Check each line of the records below and collect those holding "icon".

» Dataset records
----

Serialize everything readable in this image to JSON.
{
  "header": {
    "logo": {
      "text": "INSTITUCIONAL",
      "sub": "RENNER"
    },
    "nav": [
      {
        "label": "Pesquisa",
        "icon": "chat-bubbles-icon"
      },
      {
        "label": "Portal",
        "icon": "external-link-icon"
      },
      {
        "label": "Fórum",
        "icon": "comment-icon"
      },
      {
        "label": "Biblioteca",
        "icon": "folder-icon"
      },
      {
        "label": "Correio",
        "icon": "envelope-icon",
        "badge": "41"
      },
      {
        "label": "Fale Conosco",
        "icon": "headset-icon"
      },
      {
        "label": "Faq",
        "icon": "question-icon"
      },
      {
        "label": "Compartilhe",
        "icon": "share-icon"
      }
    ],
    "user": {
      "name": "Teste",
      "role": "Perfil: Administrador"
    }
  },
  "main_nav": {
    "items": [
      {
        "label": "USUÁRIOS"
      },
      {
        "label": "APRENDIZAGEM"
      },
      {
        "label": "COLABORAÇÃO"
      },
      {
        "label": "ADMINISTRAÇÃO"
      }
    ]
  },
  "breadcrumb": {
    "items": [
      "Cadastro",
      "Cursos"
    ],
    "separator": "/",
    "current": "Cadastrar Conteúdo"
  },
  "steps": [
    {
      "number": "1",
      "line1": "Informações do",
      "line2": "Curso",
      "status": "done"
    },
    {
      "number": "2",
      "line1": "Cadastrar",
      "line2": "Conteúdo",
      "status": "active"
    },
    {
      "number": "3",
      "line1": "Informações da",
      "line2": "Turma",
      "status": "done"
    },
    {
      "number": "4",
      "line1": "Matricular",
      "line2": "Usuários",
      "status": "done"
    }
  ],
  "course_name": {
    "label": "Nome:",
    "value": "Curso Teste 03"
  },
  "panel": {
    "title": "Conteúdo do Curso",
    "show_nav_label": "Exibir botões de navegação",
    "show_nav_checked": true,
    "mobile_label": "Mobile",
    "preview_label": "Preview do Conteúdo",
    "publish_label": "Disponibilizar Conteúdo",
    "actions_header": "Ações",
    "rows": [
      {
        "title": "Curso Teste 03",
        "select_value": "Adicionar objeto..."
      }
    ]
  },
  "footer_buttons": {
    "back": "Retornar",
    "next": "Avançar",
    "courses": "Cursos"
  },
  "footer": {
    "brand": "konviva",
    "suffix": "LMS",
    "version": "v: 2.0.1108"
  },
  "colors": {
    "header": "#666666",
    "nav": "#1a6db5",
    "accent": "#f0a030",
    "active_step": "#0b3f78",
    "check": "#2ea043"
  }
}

----

» FINISHED ANSWER
        "icon": "chat-bubbles-icon"
        "icon": "external-link-icon"
        "icon": "comment-icon"
        "icon": "folder-icon"
        "icon": "envelope-icon",
        "icon": "headset-icon"
        "icon": "question-icon"
        "icon": "share-icon"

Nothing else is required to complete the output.